*** Opening of The input ***

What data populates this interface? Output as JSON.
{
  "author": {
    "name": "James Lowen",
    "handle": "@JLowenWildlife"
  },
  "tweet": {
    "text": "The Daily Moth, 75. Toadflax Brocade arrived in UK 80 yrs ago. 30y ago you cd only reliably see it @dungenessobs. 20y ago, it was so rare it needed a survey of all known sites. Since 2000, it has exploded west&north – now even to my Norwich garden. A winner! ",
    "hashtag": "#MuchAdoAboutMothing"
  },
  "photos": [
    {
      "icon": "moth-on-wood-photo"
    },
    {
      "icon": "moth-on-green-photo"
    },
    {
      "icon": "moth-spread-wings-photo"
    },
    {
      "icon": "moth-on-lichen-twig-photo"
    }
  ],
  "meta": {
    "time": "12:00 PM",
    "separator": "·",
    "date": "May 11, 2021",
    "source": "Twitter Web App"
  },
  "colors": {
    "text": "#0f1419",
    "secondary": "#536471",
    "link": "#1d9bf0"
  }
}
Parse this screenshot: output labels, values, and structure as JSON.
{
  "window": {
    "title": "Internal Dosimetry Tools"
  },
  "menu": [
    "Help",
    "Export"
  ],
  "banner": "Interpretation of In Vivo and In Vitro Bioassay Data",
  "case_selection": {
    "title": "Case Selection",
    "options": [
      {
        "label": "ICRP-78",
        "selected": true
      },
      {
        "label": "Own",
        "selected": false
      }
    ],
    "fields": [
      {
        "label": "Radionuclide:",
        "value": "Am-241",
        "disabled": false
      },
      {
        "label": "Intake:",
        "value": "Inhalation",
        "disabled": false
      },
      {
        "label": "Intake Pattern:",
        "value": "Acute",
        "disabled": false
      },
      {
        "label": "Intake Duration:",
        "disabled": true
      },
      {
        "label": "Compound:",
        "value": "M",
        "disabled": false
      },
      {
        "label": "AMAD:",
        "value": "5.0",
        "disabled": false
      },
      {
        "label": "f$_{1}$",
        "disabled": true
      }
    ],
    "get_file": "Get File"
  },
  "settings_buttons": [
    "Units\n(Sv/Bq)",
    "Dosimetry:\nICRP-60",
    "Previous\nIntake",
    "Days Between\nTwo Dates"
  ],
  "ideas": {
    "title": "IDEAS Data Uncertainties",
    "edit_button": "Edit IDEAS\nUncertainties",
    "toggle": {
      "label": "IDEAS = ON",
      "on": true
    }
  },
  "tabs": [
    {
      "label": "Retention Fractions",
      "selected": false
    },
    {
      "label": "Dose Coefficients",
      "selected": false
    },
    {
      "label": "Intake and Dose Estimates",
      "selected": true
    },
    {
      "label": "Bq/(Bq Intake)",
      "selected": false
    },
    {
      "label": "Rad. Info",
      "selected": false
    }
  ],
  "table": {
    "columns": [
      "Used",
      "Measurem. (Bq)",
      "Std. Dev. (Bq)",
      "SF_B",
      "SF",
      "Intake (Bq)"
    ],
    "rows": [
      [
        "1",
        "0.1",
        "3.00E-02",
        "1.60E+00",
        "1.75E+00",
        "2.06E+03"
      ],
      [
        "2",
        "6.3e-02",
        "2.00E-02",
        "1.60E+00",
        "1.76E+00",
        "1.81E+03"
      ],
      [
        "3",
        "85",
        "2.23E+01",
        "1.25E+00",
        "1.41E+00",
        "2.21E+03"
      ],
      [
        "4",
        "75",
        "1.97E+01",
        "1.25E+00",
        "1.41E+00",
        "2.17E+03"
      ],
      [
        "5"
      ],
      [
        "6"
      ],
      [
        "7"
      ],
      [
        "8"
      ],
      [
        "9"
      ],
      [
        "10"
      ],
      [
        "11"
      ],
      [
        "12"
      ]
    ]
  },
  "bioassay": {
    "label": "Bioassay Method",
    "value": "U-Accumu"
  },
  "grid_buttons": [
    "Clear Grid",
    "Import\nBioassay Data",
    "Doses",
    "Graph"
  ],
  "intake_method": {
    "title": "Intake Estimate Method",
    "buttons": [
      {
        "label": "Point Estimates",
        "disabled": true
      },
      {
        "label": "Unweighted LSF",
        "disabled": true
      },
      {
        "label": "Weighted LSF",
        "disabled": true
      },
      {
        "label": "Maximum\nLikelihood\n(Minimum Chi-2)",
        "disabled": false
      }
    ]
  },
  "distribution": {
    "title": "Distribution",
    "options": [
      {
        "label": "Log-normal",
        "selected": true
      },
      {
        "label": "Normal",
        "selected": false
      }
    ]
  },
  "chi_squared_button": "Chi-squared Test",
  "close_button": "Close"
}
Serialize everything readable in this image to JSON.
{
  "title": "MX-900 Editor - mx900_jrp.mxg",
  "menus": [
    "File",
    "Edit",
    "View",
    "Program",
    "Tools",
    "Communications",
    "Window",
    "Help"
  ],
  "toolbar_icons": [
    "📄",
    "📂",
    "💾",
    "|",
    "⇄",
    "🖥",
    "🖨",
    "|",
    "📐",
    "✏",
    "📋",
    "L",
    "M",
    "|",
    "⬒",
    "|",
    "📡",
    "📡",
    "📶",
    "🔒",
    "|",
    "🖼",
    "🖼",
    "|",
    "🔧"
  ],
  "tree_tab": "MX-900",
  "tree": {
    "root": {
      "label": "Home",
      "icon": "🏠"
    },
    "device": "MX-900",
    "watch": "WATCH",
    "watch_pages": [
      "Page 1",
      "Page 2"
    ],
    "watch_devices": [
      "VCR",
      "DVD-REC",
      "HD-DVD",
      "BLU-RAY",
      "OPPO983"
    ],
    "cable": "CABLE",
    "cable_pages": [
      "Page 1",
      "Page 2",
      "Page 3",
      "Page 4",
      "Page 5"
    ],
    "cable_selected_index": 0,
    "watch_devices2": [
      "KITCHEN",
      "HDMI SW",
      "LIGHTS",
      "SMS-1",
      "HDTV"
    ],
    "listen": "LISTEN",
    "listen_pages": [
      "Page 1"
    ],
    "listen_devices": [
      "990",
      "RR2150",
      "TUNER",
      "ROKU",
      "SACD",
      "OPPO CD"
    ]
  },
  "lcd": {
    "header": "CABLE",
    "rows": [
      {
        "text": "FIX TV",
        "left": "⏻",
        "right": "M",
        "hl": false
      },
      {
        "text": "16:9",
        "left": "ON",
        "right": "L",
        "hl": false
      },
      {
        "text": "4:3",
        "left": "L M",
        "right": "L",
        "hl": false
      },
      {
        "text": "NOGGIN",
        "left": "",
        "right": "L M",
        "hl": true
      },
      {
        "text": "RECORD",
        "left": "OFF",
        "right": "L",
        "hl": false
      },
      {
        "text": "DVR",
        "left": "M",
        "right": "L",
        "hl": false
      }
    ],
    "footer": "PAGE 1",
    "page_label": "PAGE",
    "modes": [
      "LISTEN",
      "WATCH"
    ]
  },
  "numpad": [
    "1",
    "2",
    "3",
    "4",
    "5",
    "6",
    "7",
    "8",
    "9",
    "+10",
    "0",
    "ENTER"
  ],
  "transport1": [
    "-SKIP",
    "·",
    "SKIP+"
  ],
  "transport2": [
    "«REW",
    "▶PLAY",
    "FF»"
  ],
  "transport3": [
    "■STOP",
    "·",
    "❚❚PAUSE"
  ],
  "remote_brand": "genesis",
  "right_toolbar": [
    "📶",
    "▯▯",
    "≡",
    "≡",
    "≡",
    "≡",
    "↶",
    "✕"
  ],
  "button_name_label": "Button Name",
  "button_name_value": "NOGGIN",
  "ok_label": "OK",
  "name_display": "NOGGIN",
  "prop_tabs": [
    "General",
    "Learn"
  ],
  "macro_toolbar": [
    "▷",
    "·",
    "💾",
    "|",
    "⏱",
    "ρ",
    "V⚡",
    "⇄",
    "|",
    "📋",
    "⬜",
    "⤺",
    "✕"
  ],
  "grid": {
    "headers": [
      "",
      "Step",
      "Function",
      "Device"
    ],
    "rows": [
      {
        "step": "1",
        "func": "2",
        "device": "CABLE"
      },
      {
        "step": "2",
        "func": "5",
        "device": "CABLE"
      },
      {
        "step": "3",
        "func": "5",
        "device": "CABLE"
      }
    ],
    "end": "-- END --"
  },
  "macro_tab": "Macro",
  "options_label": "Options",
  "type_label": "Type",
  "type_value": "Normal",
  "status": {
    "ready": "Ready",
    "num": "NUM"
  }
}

*** Close of The input ***

What you are asked to do:
Could you work out how many lines in the records include "text"? Answer with the number only.

Solution to this exercise:
8